■ Collected data entries ■
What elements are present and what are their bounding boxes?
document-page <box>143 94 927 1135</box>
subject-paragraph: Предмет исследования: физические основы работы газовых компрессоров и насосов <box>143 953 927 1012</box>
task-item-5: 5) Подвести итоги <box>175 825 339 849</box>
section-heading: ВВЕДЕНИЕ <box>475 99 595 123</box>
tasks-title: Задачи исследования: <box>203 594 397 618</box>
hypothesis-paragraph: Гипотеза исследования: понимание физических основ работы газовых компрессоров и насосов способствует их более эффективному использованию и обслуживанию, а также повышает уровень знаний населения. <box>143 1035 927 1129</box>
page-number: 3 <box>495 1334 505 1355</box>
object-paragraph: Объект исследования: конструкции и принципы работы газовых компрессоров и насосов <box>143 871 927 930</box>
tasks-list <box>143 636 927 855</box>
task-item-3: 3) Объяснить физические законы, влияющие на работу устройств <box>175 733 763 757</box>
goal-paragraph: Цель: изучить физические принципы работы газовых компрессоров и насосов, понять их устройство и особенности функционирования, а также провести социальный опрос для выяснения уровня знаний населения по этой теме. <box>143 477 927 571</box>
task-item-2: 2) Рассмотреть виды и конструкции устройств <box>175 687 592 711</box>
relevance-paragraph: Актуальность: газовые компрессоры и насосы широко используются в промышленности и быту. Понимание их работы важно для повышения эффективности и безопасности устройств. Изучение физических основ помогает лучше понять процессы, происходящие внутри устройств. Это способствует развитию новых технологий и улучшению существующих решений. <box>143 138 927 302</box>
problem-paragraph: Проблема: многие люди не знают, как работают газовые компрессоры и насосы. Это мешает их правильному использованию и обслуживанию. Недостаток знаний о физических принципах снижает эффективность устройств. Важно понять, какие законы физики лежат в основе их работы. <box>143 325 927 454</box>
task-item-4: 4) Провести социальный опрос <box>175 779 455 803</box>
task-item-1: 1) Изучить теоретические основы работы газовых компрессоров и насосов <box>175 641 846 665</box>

■ PROBLEM DESCRIPTION ■
Rewrite the listing from its first line through the line containing "subject-paragraph: Предмет исследования: физические", both included, putting "enclosing rectangles" in place of "bounding boxes" and keeping everything else the same.

■ PROBLEM SOLUTION ■
What elements are present and what are their enclosing rectangles?
document-page <box>143 94 927 1135</box>
subject-paragraph: Предмет исследования: физические основы работы газовых компрессоров и насосов <box>143 953 927 1012</box>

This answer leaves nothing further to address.